_Task to complete_
Give the data again, word for word.

_Excerpted data_
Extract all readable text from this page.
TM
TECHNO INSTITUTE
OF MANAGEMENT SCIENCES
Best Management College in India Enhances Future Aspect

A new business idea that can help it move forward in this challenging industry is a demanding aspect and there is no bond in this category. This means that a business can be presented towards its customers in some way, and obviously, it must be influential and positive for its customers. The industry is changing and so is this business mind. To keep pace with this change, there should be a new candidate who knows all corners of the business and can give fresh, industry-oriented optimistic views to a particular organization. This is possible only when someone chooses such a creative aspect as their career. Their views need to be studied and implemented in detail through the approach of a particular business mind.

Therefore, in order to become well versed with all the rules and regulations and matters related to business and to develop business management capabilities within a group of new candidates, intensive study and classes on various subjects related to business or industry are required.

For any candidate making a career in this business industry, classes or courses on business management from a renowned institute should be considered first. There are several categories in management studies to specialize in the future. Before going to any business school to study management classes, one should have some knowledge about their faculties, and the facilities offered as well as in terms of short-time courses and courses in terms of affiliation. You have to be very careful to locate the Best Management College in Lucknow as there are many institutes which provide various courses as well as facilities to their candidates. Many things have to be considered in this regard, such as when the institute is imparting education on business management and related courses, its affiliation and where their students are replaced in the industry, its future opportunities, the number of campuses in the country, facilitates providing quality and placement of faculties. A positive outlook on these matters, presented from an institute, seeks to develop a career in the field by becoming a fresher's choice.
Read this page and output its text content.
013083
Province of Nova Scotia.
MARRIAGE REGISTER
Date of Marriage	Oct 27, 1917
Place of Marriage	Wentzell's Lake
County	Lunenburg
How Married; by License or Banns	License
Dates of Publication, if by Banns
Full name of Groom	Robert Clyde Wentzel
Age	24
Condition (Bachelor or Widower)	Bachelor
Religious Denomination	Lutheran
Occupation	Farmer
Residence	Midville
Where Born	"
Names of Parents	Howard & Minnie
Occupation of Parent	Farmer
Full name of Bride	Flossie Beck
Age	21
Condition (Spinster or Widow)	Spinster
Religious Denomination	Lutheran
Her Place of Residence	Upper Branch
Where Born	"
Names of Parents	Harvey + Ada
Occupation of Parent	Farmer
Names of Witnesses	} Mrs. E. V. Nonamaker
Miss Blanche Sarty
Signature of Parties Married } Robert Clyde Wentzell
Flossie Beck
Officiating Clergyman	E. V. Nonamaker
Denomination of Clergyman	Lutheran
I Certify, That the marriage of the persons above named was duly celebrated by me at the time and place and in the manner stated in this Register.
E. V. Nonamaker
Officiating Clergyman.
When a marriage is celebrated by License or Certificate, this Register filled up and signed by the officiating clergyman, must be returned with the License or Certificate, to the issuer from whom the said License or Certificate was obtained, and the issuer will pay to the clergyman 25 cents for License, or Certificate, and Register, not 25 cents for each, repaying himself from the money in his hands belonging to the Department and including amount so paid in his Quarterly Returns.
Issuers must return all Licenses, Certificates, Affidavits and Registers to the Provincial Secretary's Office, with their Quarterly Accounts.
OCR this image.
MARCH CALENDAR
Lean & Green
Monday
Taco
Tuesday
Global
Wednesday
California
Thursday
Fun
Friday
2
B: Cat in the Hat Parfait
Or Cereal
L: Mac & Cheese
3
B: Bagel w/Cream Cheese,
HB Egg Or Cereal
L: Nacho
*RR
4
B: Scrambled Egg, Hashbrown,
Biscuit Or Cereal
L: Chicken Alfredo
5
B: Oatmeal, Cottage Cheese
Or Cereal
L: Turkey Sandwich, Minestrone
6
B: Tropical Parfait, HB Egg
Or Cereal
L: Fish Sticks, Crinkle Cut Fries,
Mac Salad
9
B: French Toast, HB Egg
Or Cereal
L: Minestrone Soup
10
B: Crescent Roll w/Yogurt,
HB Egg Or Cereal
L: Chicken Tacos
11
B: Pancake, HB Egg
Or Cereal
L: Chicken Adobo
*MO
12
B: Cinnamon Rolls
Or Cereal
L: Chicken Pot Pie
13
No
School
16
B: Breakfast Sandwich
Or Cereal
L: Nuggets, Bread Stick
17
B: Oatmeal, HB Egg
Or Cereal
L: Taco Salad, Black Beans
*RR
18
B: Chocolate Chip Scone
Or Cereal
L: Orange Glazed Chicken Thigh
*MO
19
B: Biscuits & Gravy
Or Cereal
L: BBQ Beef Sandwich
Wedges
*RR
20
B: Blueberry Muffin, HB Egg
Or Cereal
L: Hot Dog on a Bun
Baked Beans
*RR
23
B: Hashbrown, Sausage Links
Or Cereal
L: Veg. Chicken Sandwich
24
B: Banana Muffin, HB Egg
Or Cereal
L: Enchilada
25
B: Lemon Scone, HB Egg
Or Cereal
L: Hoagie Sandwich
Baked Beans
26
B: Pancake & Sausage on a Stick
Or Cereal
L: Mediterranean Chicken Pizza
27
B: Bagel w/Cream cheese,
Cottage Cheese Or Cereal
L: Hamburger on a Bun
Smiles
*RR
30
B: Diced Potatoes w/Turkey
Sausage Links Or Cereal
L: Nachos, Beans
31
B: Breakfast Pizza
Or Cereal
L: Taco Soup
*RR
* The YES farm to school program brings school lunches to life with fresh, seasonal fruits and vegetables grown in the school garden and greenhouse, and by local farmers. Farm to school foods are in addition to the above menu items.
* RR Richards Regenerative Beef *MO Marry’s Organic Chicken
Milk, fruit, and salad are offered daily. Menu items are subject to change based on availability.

_Exercise solution_
Extract all readable text from this page.
TM
TECHNO INSTITUTE
OF MANAGEMENT SCIENCES
Best Management College in India Enhances Future Aspect

A new business idea that can help it move forward in this challenging industry is a demanding aspect and there is no bond in this category. This means that a business can be presented towards its customers in some way, and obviously, it must be influential and positive for its customers. The industry is changing and so is this business mind. To keep pace with this change, there should be a new candidate who knows all corners of the business and can give fresh, industry-oriented optimistic views to a particular organization. This is possible only when someone chooses such a creative aspect as their career. Their views need to be studied and implemented in detail through the approach of a particular business mind.

Therefore, in order to become well versed with all the rules and regulations and matters related to business and to develop business management capabilities within a group of new candidates, intensive study and classes on various subjects related to business or industry are required.

For any candidate making a career in this business industry, classes or courses on business management from a renowned institute should be considered first. There are several categories in management studies to specialize in the future. Before going to any business school to study management classes, one should have some knowledge about their faculties, and the facilities offered as well as in terms of short-time courses and courses in terms of affiliation. You have to be very careful to locate the Best Management College in Lucknow as there are many institutes which provide various courses as well as facilities to their candidates. Many things have to be considered in this regard, such as when the institute is imparting education on business management and related courses, its affiliation and where their students are replaced in the industry, its future opportunities, the number of campuses in the country, facilitates providing quality and placement of faculties. A positive outlook on these matters, presented from an institute, seeks to develop a career in the field by becoming a fresher's choice.
Read this page and output its text content.
013083
Province of Nova Scotia.
MARRIAGE REGISTER
Date of Marriage	Oct 27, 1917
Place of Marriage	Wentzell's Lake
County	Lunenburg
How Married; by License or Banns	License
Dates of Publication, if by Banns
Full name of Groom	Robert Clyde Wentzel
Age	24
Condition (Bachelor or Widower)	Bachelor
Religious Denomination	Lutheran
Occupation	Farmer
Residence	Midville
Where Born	"
Names of Parents	Howard & Minnie
Occupation of Parent	Farmer
Full name of Bride	Flossie Beck
Age	21
Condition (Spinster or Widow)	Spinster
Religious Denomination	Lutheran
Her Place of Residence	Upper Branch
Where Born	"
Names of Parents	Harvey + Ada
Occupation of Parent	Farmer
Names of Witnesses	} Mrs. E. V. Nonamaker
Miss Blanche Sarty
Signature of Parties Married } Robert Clyde Wentzell
Flossie Beck
Officiating Clergyman	E. V. Nonamaker
Denomination of Clergyman	Lutheran
I Certify, That the marriage of the persons above named was duly celebrated by me at the time and place and in the manner stated in this Register.
E. V. Nonamaker
Officiating Clergyman.
When a marriage is celebrated by License or Certificate, this Register filled up and signed by the officiating clergyman, must be returned with the License or Certificate, to the issuer from whom the said License or Certificate was obtained, and the issuer will pay to the clergyman 25 cents for License, or Certificate, and Register, not 25 cents for each, repaying himself from the money in his hands belonging to the Department and including amount so paid in his Quarterly Returns.
Issuers must return all Licenses, Certificates, Affidavits and Registers to the Provincial Secretary's Office, with their Quarterly Accounts.
OCR this image.
MARCH CALENDAR
Lean & Green
Monday
Taco
Tuesday
Global
Wednesday
California
Thursday
Fun
Friday
2
B: Cat in the Hat Parfait
Or Cereal
L: Mac & Cheese
3
B: Bagel w/Cream Cheese,
HB Egg Or Cereal
L: Nacho
*RR
4
B: Scrambled Egg, Hashbrown,
Biscuit Or Cereal
L: Chicken Alfredo
5
B: Oatmeal, Cottage Cheese
Or Cereal
L: Turkey Sandwich, Minestrone
6
B: Tropical Parfait, HB Egg
Or Cereal
L: Fish Sticks, Crinkle Cut Fries,
Mac Salad
9
B: French Toast, HB Egg
Or Cereal
L: Minestrone Soup
10
B: Crescent Roll w/Yogurt,
HB Egg Or Cereal
L: Chicken Tacos
11
B: Pancake, HB Egg
Or Cereal
L: Chicken Adobo
*MO
12
B: Cinnamon Rolls
Or Cereal
L: Chicken Pot Pie
13
No
School
16
B: Breakfast Sandwich
Or Cereal
L: Nuggets, Bread Stick
17
B: Oatmeal, HB Egg
Or Cereal
L: Taco Salad, Black Beans
*RR
18
B: Chocolate Chip Scone
Or Cereal
L: Orange Glazed Chicken Thigh
*MO
19
B: Biscuits & Gravy
Or Cereal
L: BBQ Beef Sandwich
Wedges
*RR
20
B: Blueberry Muffin, HB Egg
Or Cereal
L: Hot Dog on a Bun
Baked Beans
*RR
23
B: Hashbrown, Sausage Links
Or Cereal
L: Veg. Chicken Sandwich
24
B: Banana Muffin, HB Egg
Or Cereal
L: Enchilada
25
B: Lemon Scone, HB Egg
Or Cereal
L: Hoagie Sandwich
Baked Beans
26
B: Pancake & Sausage on a Stick
Or Cereal
L: Mediterranean Chicken Pizza
27
B: Bagel w/Cream cheese,
Cottage Cheese Or Cereal
L: Hamburger on a Bun
Smiles
*RR
30
B: Diced Potatoes w/Turkey
Sausage Links Or Cereal
L: Nachos, Beans
31
B: Breakfast Pizza
Or Cereal
L: Taco Soup
*RR
* The YES farm to school program brings school lunches to life with fresh, seasonal fruits and vegetables grown in the school garden and greenhouse, and by local farmers. Farm to school foods are in addition to the above menu items.
* RR Richards Regenerative Beef *MO Marry’s Organic Chicken
Milk, fruit, and salad are offered daily. Menu items are subject to change based on availability.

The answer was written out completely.